- PROMPT: Extract each line holding the word "JSON" from the entries.

- Collected data entries:
#####
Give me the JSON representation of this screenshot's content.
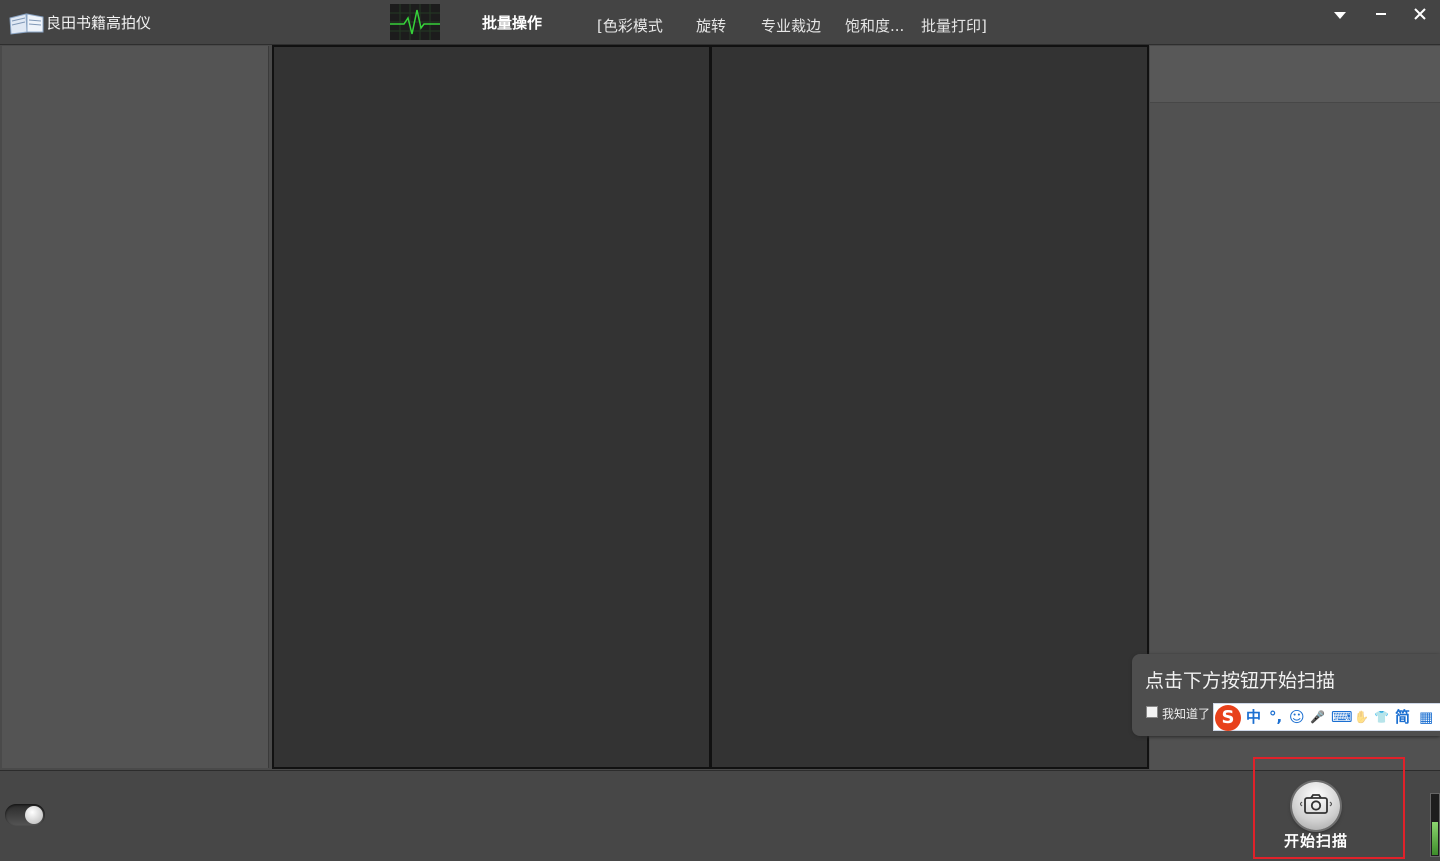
{
  "titlebar": {
    "app_title": "良田书籍高拍仪",
    "menu_batch": "批量操作",
    "menus": [
      "[色彩模式",
      "旋转",
      "专业裁边",
      "饱和度...",
      "批量打印]"
    ],
    "window_controls": [
      "dropdown-icon",
      "minimize-icon",
      "close-icon"
    ]
  },
  "tooltip": {
    "text": "点击下方按钮开始扫描",
    "checkbox_label": "我知道了"
  },
  "ime": {
    "logo": "S",
    "items": [
      "中",
      "°,",
      "☺",
      "🎤",
      "⌨",
      "✋",
      "👕",
      "简",
      "▦"
    ]
  },
  "bottombar": {
    "scan_label": "开始扫描",
    "toggle_on": true,
    "level_meter_fraction": 0.55
  },
  "colors": {
    "background": "#4a4a4a",
    "viewer_page": "#333333",
    "highlight_border": "#e0212a",
    "ime_accent": "#1b6fd1"
  }
}
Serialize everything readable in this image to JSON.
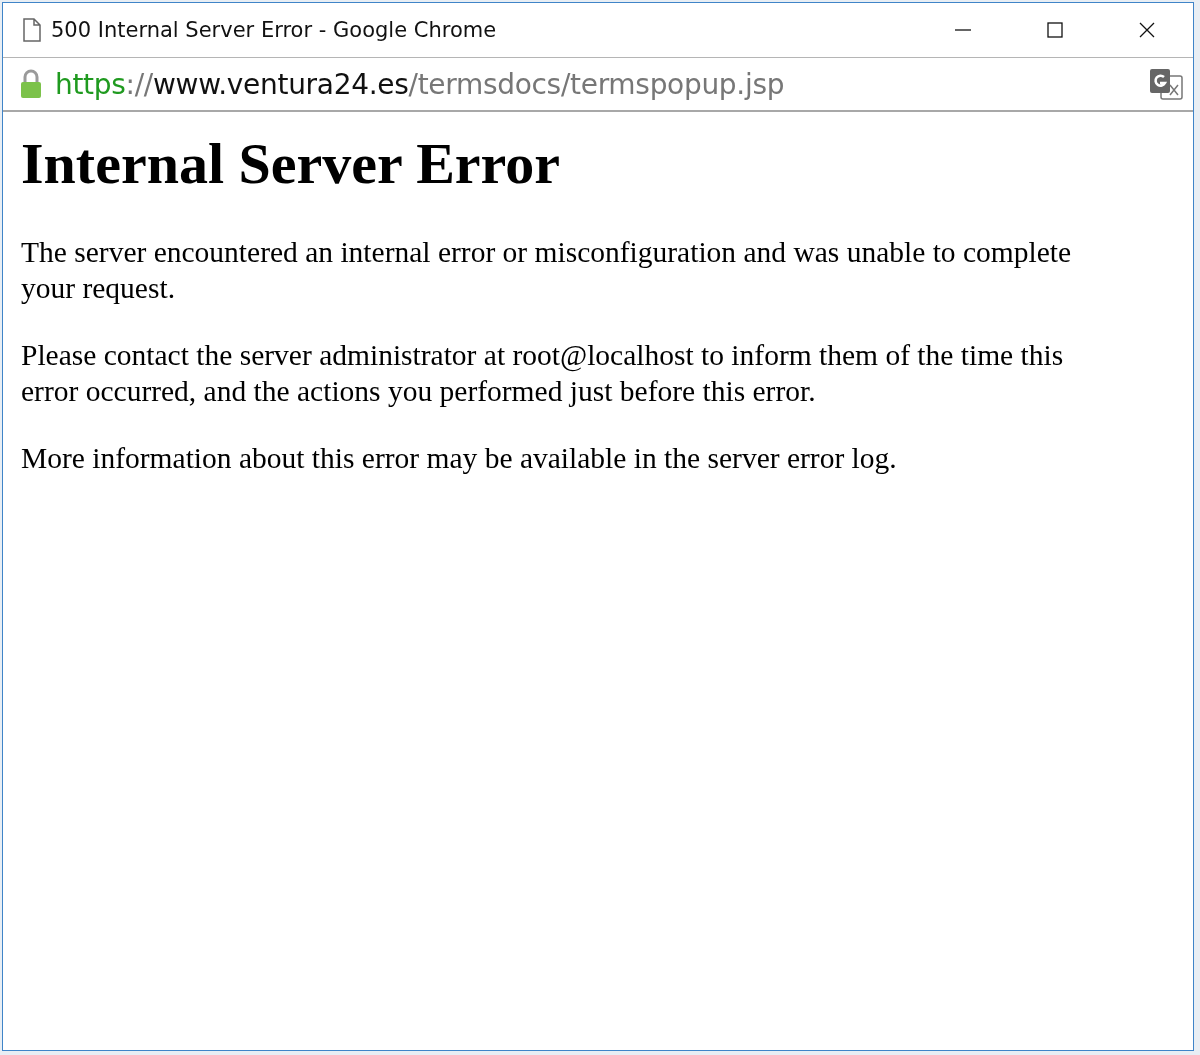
{
  "window": {
    "title": "500 Internal Server Error - Google Chrome"
  },
  "address_bar": {
    "secure": true,
    "scheme": "https",
    "separator": "://",
    "host": "www.ventura24.es",
    "path": "/termsdocs/termspopup.jsp"
  },
  "page": {
    "heading": "Internal Server Error",
    "paragraphs": [
      "The server encountered an internal error or misconfiguration and was unable to complete your request.",
      "Please contact the server administrator at root@localhost to inform them of the time this error occurred, and the actions you performed just before this error.",
      "More information about this error may be available in the server error log."
    ]
  }
}
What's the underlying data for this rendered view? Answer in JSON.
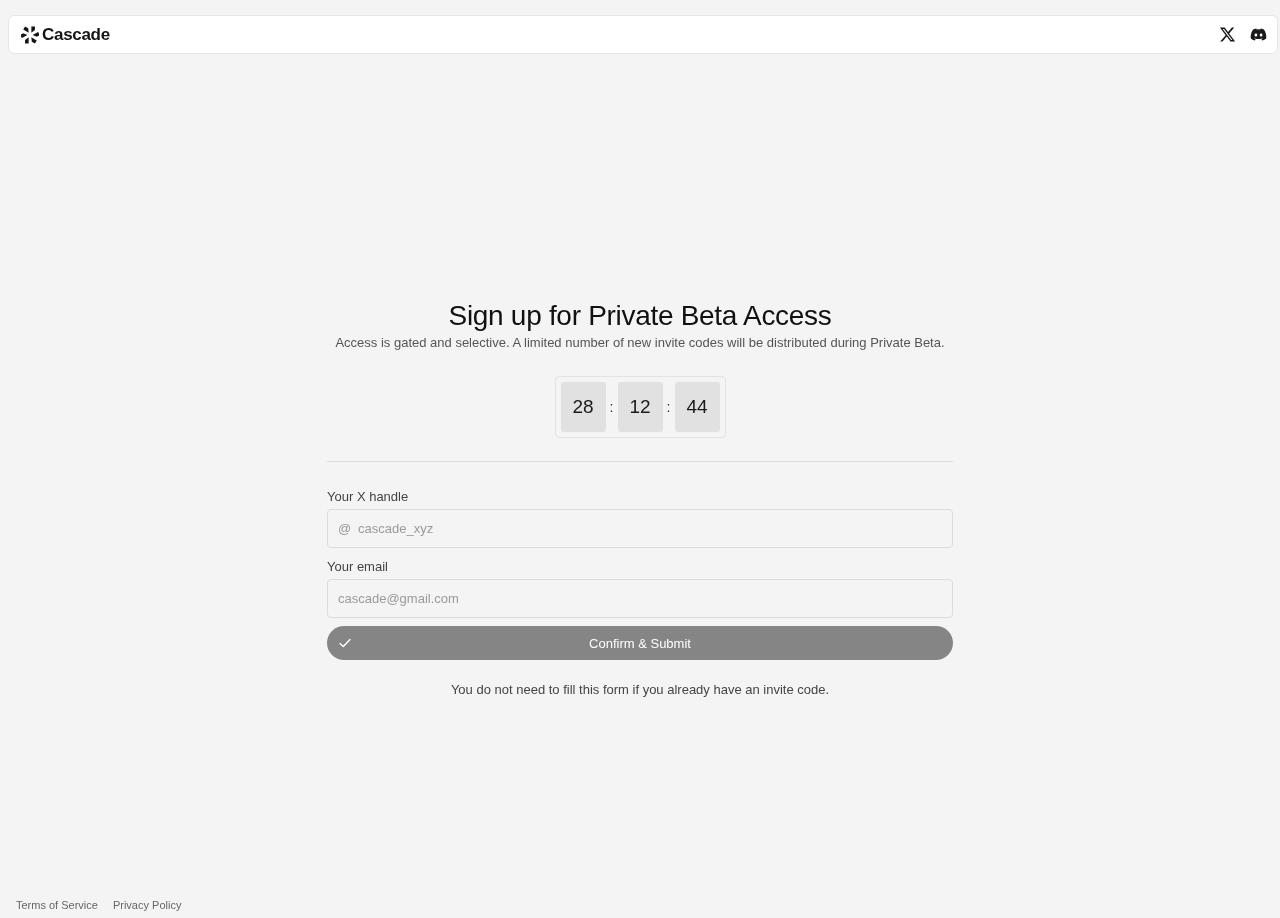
#####
- EXPECTED ANSWER:
Give me the JSON representation of this screenshot's content.
Serialize everything readable in this image to JSON.
What's the underlying data for this rendered view? Answer in JSON.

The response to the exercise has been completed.